▸ **Records for this task**
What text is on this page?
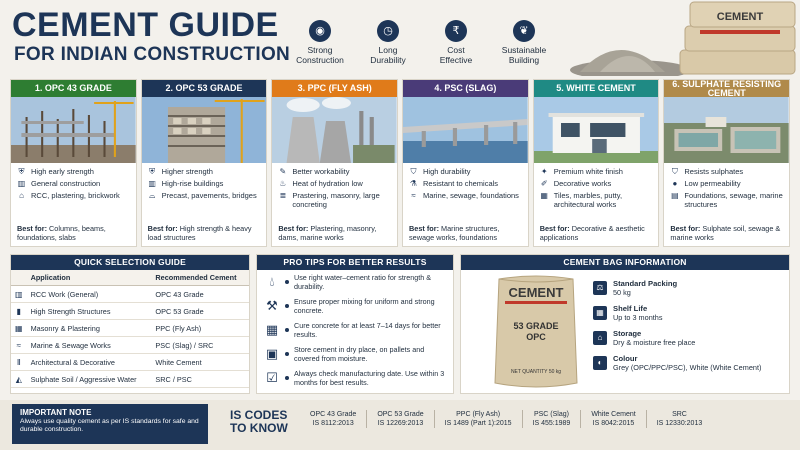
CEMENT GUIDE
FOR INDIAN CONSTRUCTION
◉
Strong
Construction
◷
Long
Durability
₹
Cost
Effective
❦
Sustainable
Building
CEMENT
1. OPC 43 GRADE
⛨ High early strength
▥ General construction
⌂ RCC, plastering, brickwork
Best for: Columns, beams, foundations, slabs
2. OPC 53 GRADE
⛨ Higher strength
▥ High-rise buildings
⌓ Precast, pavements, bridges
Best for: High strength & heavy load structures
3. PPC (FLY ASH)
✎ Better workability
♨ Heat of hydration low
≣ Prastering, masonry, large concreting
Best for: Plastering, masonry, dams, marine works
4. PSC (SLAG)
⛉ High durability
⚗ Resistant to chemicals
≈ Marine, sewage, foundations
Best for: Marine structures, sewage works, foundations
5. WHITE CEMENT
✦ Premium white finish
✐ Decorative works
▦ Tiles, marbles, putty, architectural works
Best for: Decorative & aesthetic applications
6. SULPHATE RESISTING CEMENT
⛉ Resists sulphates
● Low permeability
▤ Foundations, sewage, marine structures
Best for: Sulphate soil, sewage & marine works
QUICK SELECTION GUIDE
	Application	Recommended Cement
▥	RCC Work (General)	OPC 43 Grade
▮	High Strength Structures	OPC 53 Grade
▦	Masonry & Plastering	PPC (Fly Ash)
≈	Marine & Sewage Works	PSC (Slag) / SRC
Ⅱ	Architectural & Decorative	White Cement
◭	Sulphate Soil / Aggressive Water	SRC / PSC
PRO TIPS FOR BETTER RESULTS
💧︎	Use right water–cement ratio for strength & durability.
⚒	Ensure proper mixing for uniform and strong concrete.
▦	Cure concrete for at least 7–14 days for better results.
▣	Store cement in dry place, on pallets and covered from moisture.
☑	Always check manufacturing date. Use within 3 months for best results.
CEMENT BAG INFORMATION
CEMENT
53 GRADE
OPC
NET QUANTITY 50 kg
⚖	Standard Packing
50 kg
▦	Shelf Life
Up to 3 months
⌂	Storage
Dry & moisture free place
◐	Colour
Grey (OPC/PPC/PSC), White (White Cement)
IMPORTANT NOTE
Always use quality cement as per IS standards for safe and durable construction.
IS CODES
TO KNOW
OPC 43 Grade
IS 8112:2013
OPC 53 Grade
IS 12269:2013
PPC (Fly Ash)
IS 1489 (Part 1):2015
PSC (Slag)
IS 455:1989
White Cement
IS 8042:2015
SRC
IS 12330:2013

▸ **Your task**
Every record gets retyped exactly; no picture goes into the copy.

▸ **Output for this task**
What text is on this page?
CEMENT GUIDE
FOR INDIAN CONSTRUCTION
◉
Strong
Construction
◷
Long
Durability
₹
Cost
Effective
❦
Sustainable
Building
CEMENT
1. OPC 43 GRADE
⛨ High early strength
▥ General construction
⌂ RCC, plastering, brickwork
Best for: Columns, beams, foundations, slabs
2. OPC 53 GRADE
⛨ Higher strength
▥ High-rise buildings
⌓ Precast, pavements, bridges
Best for: High strength & heavy load structures
3. PPC (FLY ASH)
✎ Better workability
♨ Heat of hydration low
≣ Prastering, masonry, large concreting
Best for: Plastering, masonry, dams, marine works
4. PSC (SLAG)
⛉ High durability
⚗ Resistant to chemicals
≈ Marine, sewage, foundations
Best for: Marine structures, sewage works, foundations
5. WHITE CEMENT
✦ Premium white finish
✐ Decorative works
▦ Tiles, marbles, putty, architectural works
Best for: Decorative & aesthetic applications
6. SULPHATE RESISTING CEMENT
⛉ Resists sulphates
● Low permeability
▤ Foundations, sewage, marine structures
Best for: Sulphate soil, sewage & marine works
QUICK SELECTION GUIDE
	Application	Recommended Cement
▥	RCC Work (General)	OPC 43 Grade
▮	High Strength Structures	OPC 53 Grade
▦	Masonry & Plastering	PPC (Fly Ash)
≈	Marine & Sewage Works	PSC (Slag) / SRC
Ⅱ	Architectural & Decorative	White Cement
◭	Sulphate Soil / Aggressive Water	SRC / PSC
PRO TIPS FOR BETTER RESULTS
💧︎	Use right water–cement ratio for strength & durability.
⚒	Ensure proper mixing for uniform and strong concrete.
▦	Cure concrete for at least 7–14 days for better results.
▣	Store cement in dry place, on pallets and covered from moisture.
☑	Always check manufacturing date. Use within 3 months for best results.
CEMENT BAG INFORMATION
CEMENT
53 GRADE
OPC
NET QUANTITY 50 kg
⚖	Standard Packing
50 kg
▦	Shelf Life
Up to 3 months
⌂	Storage
Dry & moisture free place
◐	Colour
Grey (OPC/PPC/PSC), White (White Cement)
IMPORTANT NOTE
Always use quality cement as per IS standards for safe and durable construction.
IS CODES
TO KNOW
OPC 43 Grade
IS 8112:2013
OPC 53 Grade
IS 12269:2013
PPC (Fly Ash)
IS 1489 (Part 1):2015
PSC (Slag)
IS 455:1989
White Cement
IS 8042:2015
SRC
IS 12330:2013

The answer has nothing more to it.